* **What this task involves**: Each record below is to be copied word for word, with pictures removed.

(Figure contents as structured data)
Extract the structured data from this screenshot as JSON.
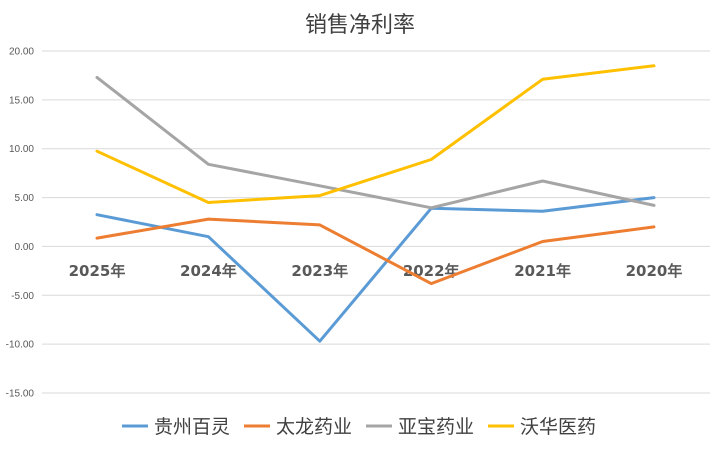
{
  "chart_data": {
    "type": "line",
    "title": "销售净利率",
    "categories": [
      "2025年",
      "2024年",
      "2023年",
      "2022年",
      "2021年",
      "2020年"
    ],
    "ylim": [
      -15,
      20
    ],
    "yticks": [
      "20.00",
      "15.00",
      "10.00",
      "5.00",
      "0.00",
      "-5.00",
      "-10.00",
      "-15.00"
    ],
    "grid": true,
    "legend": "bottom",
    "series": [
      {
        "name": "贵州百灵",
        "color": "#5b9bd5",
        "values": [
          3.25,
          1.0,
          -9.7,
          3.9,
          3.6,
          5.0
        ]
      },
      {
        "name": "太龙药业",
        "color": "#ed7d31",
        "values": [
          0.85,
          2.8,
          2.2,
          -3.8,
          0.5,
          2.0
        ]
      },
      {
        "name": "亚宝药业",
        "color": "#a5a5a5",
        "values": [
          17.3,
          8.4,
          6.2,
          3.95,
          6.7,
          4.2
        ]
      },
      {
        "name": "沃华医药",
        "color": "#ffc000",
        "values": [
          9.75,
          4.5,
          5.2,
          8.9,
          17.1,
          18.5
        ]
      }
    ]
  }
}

* **The answer**:
Extract the structured data from this screenshot as JSON.
{
  "chart_data": {
    "type": "line",
    "title": "销售净利率",
    "categories": [
      "2025年",
      "2024年",
      "2023年",
      "2022年",
      "2021年",
      "2020年"
    ],
    "ylim": [
      -15,
      20
    ],
    "yticks": [
      "20.00",
      "15.00",
      "10.00",
      "5.00",
      "0.00",
      "-5.00",
      "-10.00",
      "-15.00"
    ],
    "grid": true,
    "legend": "bottom",
    "series": [
      {
        "name": "贵州百灵",
        "color": "#5b9bd5",
        "values": [
          3.25,
          1.0,
          -9.7,
          3.9,
          3.6,
          5.0
        ]
      },
      {
        "name": "太龙药业",
        "color": "#ed7d31",
        "values": [
          0.85,
          2.8,
          2.2,
          -3.8,
          0.5,
          2.0
        ]
      },
      {
        "name": "亚宝药业",
        "color": "#a5a5a5",
        "values": [
          17.3,
          8.4,
          6.2,
          3.95,
          6.7,
          4.2
        ]
      },
      {
        "name": "沃华医药",
        "color": "#ffc000",
        "values": [
          9.75,
          4.5,
          5.2,
          8.9,
          17.1,
          18.5
        ]
      }
    ]
  }
}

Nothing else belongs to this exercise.